* start ROWS *

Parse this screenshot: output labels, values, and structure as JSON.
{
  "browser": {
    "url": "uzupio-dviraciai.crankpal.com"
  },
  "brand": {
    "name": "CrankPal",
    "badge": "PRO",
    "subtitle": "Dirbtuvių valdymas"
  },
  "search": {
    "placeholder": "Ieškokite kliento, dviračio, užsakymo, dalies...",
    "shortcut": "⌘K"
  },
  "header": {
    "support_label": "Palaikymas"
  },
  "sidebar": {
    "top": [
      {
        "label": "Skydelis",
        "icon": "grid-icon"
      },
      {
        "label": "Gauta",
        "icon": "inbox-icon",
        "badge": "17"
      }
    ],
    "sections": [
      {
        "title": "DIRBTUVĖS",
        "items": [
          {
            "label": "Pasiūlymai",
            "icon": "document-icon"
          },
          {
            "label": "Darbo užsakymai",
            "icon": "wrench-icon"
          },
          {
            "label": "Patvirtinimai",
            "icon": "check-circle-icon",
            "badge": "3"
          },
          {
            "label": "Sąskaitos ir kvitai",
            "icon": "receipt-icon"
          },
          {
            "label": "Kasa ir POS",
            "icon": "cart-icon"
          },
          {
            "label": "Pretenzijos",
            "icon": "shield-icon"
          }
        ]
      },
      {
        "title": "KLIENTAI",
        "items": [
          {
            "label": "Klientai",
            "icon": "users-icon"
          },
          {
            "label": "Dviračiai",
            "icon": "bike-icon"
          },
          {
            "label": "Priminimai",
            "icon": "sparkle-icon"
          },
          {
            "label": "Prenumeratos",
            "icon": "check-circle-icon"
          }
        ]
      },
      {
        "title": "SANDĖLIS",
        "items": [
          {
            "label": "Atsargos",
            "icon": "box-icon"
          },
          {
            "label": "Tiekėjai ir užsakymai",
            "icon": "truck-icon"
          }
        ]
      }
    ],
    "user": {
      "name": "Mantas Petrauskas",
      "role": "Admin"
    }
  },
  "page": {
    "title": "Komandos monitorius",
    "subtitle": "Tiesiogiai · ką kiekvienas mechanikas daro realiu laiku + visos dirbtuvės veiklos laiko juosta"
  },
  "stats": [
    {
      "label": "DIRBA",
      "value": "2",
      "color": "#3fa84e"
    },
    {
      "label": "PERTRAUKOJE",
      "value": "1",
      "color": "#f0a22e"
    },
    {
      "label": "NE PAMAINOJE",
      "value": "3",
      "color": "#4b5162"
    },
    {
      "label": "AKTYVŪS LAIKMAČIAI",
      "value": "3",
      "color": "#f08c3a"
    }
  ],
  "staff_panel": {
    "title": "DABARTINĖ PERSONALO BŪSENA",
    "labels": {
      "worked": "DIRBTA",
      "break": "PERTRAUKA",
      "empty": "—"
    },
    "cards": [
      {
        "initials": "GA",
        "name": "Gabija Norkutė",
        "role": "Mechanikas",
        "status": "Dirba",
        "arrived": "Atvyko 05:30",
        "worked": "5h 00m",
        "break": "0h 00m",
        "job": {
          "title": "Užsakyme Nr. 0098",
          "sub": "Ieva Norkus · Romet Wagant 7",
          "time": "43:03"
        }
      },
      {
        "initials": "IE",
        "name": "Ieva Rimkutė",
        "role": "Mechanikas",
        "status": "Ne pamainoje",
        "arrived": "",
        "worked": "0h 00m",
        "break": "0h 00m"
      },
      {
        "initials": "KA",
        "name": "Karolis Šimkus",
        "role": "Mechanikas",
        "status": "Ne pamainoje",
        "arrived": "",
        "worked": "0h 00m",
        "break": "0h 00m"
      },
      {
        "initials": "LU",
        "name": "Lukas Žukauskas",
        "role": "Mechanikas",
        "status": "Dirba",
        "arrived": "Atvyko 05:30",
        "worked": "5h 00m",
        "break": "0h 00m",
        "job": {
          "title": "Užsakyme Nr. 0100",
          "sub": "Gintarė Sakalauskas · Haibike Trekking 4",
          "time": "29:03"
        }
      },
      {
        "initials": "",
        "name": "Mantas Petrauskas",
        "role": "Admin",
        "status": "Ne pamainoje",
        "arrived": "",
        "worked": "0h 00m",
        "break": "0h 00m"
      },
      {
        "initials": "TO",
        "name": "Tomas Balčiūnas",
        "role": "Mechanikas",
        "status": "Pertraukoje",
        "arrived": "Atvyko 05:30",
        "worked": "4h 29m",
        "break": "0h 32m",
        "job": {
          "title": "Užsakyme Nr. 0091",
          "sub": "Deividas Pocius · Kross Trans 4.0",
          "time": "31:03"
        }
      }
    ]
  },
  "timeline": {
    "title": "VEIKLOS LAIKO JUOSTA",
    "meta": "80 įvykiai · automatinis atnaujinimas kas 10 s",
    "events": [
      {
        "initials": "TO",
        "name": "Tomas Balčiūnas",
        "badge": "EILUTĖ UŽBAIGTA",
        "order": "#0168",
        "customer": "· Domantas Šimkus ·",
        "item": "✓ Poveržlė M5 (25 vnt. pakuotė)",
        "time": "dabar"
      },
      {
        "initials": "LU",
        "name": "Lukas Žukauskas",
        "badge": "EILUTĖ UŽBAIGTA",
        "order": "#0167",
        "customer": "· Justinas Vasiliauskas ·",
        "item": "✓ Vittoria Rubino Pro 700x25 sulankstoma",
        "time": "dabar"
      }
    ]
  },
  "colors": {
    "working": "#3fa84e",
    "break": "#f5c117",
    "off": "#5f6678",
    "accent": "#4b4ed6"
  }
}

* end ROWS *

### THE PROBLEM
Write the material out again word for word.

### EXPECTED ANSWER
Parse this screenshot: output labels, values, and structure as JSON.
{
  "browser": {
    "url": "uzupio-dviraciai.crankpal.com"
  },
  "brand": {
    "name": "CrankPal",
    "badge": "PRO",
    "subtitle": "Dirbtuvių valdymas"
  },
  "search": {
    "placeholder": "Ieškokite kliento, dviračio, užsakymo, dalies...",
    "shortcut": "⌘K"
  },
  "header": {
    "support_label": "Palaikymas"
  },
  "sidebar": {
    "top": [
      {
        "label": "Skydelis",
        "icon": "grid-icon"
      },
      {
        "label": "Gauta",
        "icon": "inbox-icon",
        "badge": "17"
      }
    ],
    "sections": [
      {
        "title": "DIRBTUVĖS",
        "items": [
          {
            "label": "Pasiūlymai",
            "icon": "document-icon"
          },
          {
            "label": "Darbo užsakymai",
            "icon": "wrench-icon"
          },
          {
            "label": "Patvirtinimai",
            "icon": "check-circle-icon",
            "badge": "3"
          },
          {
            "label": "Sąskaitos ir kvitai",
            "icon": "receipt-icon"
          },
          {
            "label": "Kasa ir POS",
            "icon": "cart-icon"
          },
          {
            "label": "Pretenzijos",
            "icon": "shield-icon"
          }
        ]
      },
      {
        "title": "KLIENTAI",
        "items": [
          {
            "label": "Klientai",
            "icon": "users-icon"
          },
          {
            "label": "Dviračiai",
            "icon": "bike-icon"
          },
          {
            "label": "Priminimai",
            "icon": "sparkle-icon"
          },
          {
            "label": "Prenumeratos",
            "icon": "check-circle-icon"
          }
        ]
      },
      {
        "title": "SANDĖLIS",
        "items": [
          {
            "label": "Atsargos",
            "icon": "box-icon"
          },
          {
            "label": "Tiekėjai ir užsakymai",
            "icon": "truck-icon"
          }
        ]
      }
    ],
    "user": {
      "name": "Mantas Petrauskas",
      "role": "Admin"
    }
  },
  "page": {
    "title": "Komandos monitorius",
    "subtitle": "Tiesiogiai · ką kiekvienas mechanikas daro realiu laiku + visos dirbtuvės veiklos laiko juosta"
  },
  "stats": [
    {
      "label": "DIRBA",
      "value": "2",
      "color": "#3fa84e"
    },
    {
      "label": "PERTRAUKOJE",
      "value": "1",
      "color": "#f0a22e"
    },
    {
      "label": "NE PAMAINOJE",
      "value": "3",
      "color": "#4b5162"
    },
    {
      "label": "AKTYVŪS LAIKMAČIAI",
      "value": "3",
      "color": "#f08c3a"
    }
  ],
  "staff_panel": {
    "title": "DABARTINĖ PERSONALO BŪSENA",
    "labels": {
      "worked": "DIRBTA",
      "break": "PERTRAUKA",
      "empty": "—"
    },
    "cards": [
      {
        "initials": "GA",
        "name": "Gabija Norkutė",
        "role": "Mechanikas",
        "status": "Dirba",
        "arrived": "Atvyko 05:30",
        "worked": "5h 00m",
        "break": "0h 00m",
        "job": {
          "title": "Užsakyme Nr. 0098",
          "sub": "Ieva Norkus · Romet Wagant 7",
          "time": "43:03"
        }
      },
      {
        "initials": "IE",
        "name": "Ieva Rimkutė",
        "role": "Mechanikas",
        "status": "Ne pamainoje",
        "arrived": "",
        "worked": "0h 00m",
        "break": "0h 00m"
      },
      {
        "initials": "KA",
        "name": "Karolis Šimkus",
        "role": "Mechanikas",
        "status": "Ne pamainoje",
        "arrived": "",
        "worked": "0h 00m",
        "break": "0h 00m"
      },
      {
        "initials": "LU",
        "name": "Lukas Žukauskas",
        "role": "Mechanikas",
        "status": "Dirba",
        "arrived": "Atvyko 05:30",
        "worked": "5h 00m",
        "break": "0h 00m",
        "job": {
          "title": "Užsakyme Nr. 0100",
          "sub": "Gintarė Sakalauskas · Haibike Trekking 4",
          "time": "29:03"
        }
      },
      {
        "initials": "",
        "name": "Mantas Petrauskas",
        "role": "Admin",
        "status": "Ne pamainoje",
        "arrived": "",
        "worked": "0h 00m",
        "break": "0h 00m"
      },
      {
        "initials": "TO",
        "name": "Tomas Balčiūnas",
        "role": "Mechanikas",
        "status": "Pertraukoje",
        "arrived": "Atvyko 05:30",
        "worked": "4h 29m",
        "break": "0h 32m",
        "job": {
          "title": "Užsakyme Nr. 0091",
          "sub": "Deividas Pocius · Kross Trans 4.0",
          "time": "31:03"
        }
      }
    ]
  },
  "timeline": {
    "title": "VEIKLOS LAIKO JUOSTA",
    "meta": "80 įvykiai · automatinis atnaujinimas kas 10 s",
    "events": [
      {
        "initials": "TO",
        "name": "Tomas Balčiūnas",
        "badge": "EILUTĖ UŽBAIGTA",
        "order": "#0168",
        "customer": "· Domantas Šimkus ·",
        "item": "✓ Poveržlė M5 (25 vnt. pakuotė)",
        "time": "dabar"
      },
      {
        "initials": "LU",
        "name": "Lukas Žukauskas",
        "badge": "EILUTĖ UŽBAIGTA",
        "order": "#0167",
        "customer": "· Justinas Vasiliauskas ·",
        "item": "✓ Vittoria Rubino Pro 700x25 sulankstoma",
        "time": "dabar"
      }
    ]
  },
  "colors": {
    "working": "#3fa84e",
    "break": "#f5c117",
    "off": "#5f6678",
    "accent": "#4b4ed6"
  }
}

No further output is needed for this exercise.